== Items ==

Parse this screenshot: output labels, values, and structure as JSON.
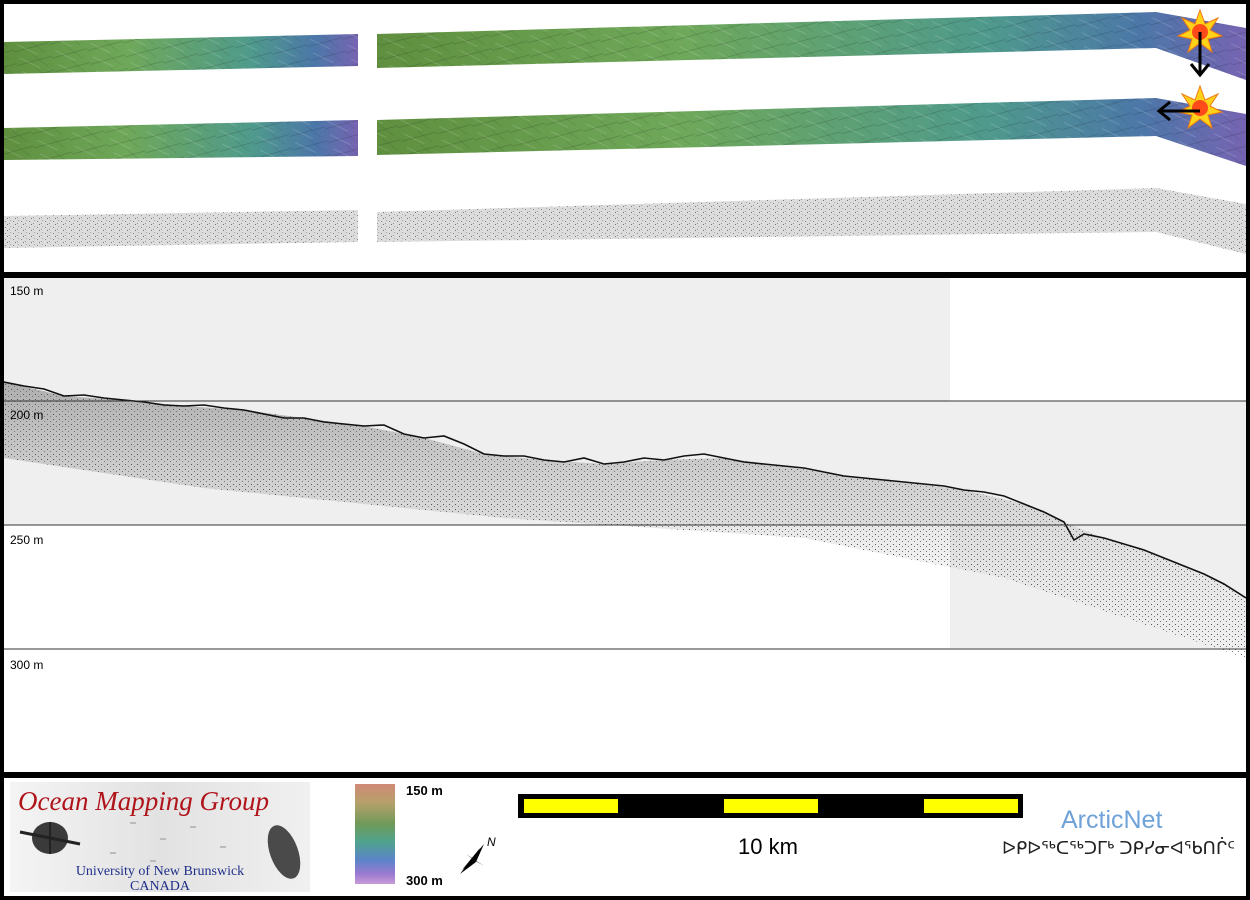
{
  "profile": {
    "depth_labels": [
      "150 m",
      "200 m",
      "250 m",
      "300 m"
    ]
  },
  "legend": {
    "logo": {
      "title": "Ocean Mapping Group",
      "university": "University of New Brunswick",
      "country": "CANADA"
    },
    "colorbar": {
      "top_label": "150 m",
      "bottom_label": "300 m"
    },
    "north_arrow_label": "N",
    "scale_bar": {
      "label": "10 km",
      "colors": {
        "bar": "#000000",
        "segment": "#ffff00"
      }
    },
    "arcticnet": {
      "name": "ArcticNet",
      "syllabics": "ᐅᑭᐅᖅᑕᖅᑐᒥᒃ ᑐᑭᓯᓂᐊᖃᑎᒌᑦ"
    }
  },
  "colors": {
    "frame": "#000000",
    "shallow_band": "#efefef",
    "logo_title": "#b0141b",
    "logo_subtitle": "#1f2f8a",
    "arcticnet": "#6fa2d8"
  },
  "icons": {
    "sun_illumination_top": "sun-icon",
    "sun_illumination_middle": "sun-icon",
    "arrow_down": "arrow-down-icon",
    "arrow_left": "arrow-left-icon",
    "north_arrow": "compass-icon"
  }
}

===

**Prompt**: Output, exactly, all the records above; include no pictures.

**Result for this exercise**:
Parse this screenshot: output labels, values, and structure as JSON.
{
  "profile": {
    "depth_labels": [
      "150 m",
      "200 m",
      "250 m",
      "300 m"
    ]
  },
  "legend": {
    "logo": {
      "title": "Ocean Mapping Group",
      "university": "University of New Brunswick",
      "country": "CANADA"
    },
    "colorbar": {
      "top_label": "150 m",
      "bottom_label": "300 m"
    },
    "north_arrow_label": "N",
    "scale_bar": {
      "label": "10 km",
      "colors": {
        "bar": "#000000",
        "segment": "#ffff00"
      }
    },
    "arcticnet": {
      "name": "ArcticNet",
      "syllabics": "ᐅᑭᐅᖅᑕᖅᑐᒥᒃ ᑐᑭᓯᓂᐊᖃᑎᒌᑦ"
    }
  },
  "colors": {
    "frame": "#000000",
    "shallow_band": "#efefef",
    "logo_title": "#b0141b",
    "logo_subtitle": "#1f2f8a",
    "arcticnet": "#6fa2d8"
  },
  "icons": {
    "sun_illumination_top": "sun-icon",
    "sun_illumination_middle": "sun-icon",
    "arrow_down": "arrow-down-icon",
    "arrow_left": "arrow-left-icon",
    "north_arrow": "compass-icon"
  }
}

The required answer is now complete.